● **TASK TO CARRY OUT**
Write each line out again exactly as written.

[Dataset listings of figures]
════════

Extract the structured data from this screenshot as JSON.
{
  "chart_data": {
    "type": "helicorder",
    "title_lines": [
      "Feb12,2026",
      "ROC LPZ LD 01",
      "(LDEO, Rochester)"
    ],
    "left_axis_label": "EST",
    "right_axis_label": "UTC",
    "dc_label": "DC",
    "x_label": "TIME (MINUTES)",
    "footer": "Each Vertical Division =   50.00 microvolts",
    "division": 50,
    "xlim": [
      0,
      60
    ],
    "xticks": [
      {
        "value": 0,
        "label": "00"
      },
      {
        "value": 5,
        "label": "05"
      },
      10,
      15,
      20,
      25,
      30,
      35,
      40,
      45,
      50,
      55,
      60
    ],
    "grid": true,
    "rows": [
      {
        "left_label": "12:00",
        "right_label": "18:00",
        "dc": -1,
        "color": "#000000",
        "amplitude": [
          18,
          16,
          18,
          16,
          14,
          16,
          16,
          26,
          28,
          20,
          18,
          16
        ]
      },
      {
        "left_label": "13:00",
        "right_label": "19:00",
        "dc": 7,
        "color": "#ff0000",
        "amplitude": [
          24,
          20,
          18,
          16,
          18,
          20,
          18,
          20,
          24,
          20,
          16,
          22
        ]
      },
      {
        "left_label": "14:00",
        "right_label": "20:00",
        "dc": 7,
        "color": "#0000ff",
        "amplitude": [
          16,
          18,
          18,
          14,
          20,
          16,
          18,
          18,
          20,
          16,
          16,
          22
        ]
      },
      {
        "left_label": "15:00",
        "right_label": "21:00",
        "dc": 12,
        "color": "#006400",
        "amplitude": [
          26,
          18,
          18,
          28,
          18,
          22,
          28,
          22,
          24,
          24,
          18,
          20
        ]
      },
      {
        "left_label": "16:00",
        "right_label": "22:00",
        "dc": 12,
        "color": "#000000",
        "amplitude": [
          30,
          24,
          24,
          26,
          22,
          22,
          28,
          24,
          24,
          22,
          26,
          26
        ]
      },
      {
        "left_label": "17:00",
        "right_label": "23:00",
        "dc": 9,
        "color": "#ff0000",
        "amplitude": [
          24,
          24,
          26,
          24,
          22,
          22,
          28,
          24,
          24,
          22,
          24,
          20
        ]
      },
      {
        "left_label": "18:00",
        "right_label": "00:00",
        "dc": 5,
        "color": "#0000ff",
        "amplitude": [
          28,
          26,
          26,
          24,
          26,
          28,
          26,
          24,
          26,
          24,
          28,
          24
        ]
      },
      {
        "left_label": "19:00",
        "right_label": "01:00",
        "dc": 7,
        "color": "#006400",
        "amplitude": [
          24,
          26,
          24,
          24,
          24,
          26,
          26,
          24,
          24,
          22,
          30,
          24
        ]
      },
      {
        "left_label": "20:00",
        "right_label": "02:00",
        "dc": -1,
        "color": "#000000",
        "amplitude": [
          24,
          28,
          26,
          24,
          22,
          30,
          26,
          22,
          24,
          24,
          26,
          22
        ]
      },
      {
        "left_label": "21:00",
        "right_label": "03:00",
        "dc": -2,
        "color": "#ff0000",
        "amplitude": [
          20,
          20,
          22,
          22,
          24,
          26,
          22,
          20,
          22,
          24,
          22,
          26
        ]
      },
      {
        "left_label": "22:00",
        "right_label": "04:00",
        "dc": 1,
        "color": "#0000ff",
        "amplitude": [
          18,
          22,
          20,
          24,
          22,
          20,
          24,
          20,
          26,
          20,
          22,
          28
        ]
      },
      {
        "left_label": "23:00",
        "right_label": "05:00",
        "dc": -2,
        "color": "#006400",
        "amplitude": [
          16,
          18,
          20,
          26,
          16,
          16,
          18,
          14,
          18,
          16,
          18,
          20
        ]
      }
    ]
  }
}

════════

● **COMPLETE RESPONSE**
Extract the structured data from this screenshot as JSON.
{
  "chart_data": {
    "type": "helicorder",
    "title_lines": [
      "Feb12,2026",
      "ROC LPZ LD 01",
      "(LDEO, Rochester)"
    ],
    "left_axis_label": "EST",
    "right_axis_label": "UTC",
    "dc_label": "DC",
    "x_label": "TIME (MINUTES)",
    "footer": "Each Vertical Division =   50.00 microvolts",
    "division": 50,
    "xlim": [
      0,
      60
    ],
    "xticks": [
      {
        "value": 0,
        "label": "00"
      },
      {
        "value": 5,
        "label": "05"
      },
      10,
      15,
      20,
      25,
      30,
      35,
      40,
      45,
      50,
      55,
      60
    ],
    "grid": true,
    "rows": [
      {
        "left_label": "12:00",
        "right_label": "18:00",
        "dc": -1,
        "color": "#000000",
        "amplitude": [
          18,
          16,
          18,
          16,
          14,
          16,
          16,
          26,
          28,
          20,
          18,
          16
        ]
      },
      {
        "left_label": "13:00",
        "right_label": "19:00",
        "dc": 7,
        "color": "#ff0000",
        "amplitude": [
          24,
          20,
          18,
          16,
          18,
          20,
          18,
          20,
          24,
          20,
          16,
          22
        ]
      },
      {
        "left_label": "14:00",
        "right_label": "20:00",
        "dc": 7,
        "color": "#0000ff",
        "amplitude": [
          16,
          18,
          18,
          14,
          20,
          16,
          18,
          18,
          20,
          16,
          16,
          22
        ]
      },
      {
        "left_label": "15:00",
        "right_label": "21:00",
        "dc": 12,
        "color": "#006400",
        "amplitude": [
          26,
          18,
          18,
          28,
          18,
          22,
          28,
          22,
          24,
          24,
          18,
          20
        ]
      },
      {
        "left_label": "16:00",
        "right_label": "22:00",
        "dc": 12,
        "color": "#000000",
        "amplitude": [
          30,
          24,
          24,
          26,
          22,
          22,
          28,
          24,
          24,
          22,
          26,
          26
        ]
      },
      {
        "left_label": "17:00",
        "right_label": "23:00",
        "dc": 9,
        "color": "#ff0000",
        "amplitude": [
          24,
          24,
          26,
          24,
          22,
          22,
          28,
          24,
          24,
          22,
          24,
          20
        ]
      },
      {
        "left_label": "18:00",
        "right_label": "00:00",
        "dc": 5,
        "color": "#0000ff",
        "amplitude": [
          28,
          26,
          26,
          24,
          26,
          28,
          26,
          24,
          26,
          24,
          28,
          24
        ]
      },
      {
        "left_label": "19:00",
        "right_label": "01:00",
        "dc": 7,
        "color": "#006400",
        "amplitude": [
          24,
          26,
          24,
          24,
          24,
          26,
          26,
          24,
          24,
          22,
          30,
          24
        ]
      },
      {
        "left_label": "20:00",
        "right_label": "02:00",
        "dc": -1,
        "color": "#000000",
        "amplitude": [
          24,
          28,
          26,
          24,
          22,
          30,
          26,
          22,
          24,
          24,
          26,
          22
        ]
      },
      {
        "left_label": "21:00",
        "right_label": "03:00",
        "dc": -2,
        "color": "#ff0000",
        "amplitude": [
          20,
          20,
          22,
          22,
          24,
          26,
          22,
          20,
          22,
          24,
          22,
          26
        ]
      },
      {
        "left_label": "22:00",
        "right_label": "04:00",
        "dc": 1,
        "color": "#0000ff",
        "amplitude": [
          18,
          22,
          20,
          24,
          22,
          20,
          24,
          20,
          26,
          20,
          22,
          28
        ]
      },
      {
        "left_label": "23:00",
        "right_label": "05:00",
        "dc": -2,
        "color": "#006400",
        "amplitude": [
          16,
          18,
          20,
          26,
          16,
          16,
          18,
          14,
          18,
          16,
          18,
          20
        ]
      }
    ]
  }
}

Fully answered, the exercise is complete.